- What needs to be done
In the listing that follows, count each line where the word "Price" appears; write nothing but the count.

####################

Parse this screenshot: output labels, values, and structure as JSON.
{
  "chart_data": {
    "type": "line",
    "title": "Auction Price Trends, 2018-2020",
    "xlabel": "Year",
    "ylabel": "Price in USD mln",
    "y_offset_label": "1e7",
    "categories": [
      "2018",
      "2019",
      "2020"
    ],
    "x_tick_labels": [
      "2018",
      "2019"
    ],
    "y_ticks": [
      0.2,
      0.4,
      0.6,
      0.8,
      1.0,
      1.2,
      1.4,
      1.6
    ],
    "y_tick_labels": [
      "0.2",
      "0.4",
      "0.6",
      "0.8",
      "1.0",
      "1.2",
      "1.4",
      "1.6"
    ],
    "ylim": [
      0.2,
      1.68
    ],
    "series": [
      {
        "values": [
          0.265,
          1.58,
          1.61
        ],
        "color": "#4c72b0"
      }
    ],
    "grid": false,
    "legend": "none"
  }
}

####################

- Correct output
2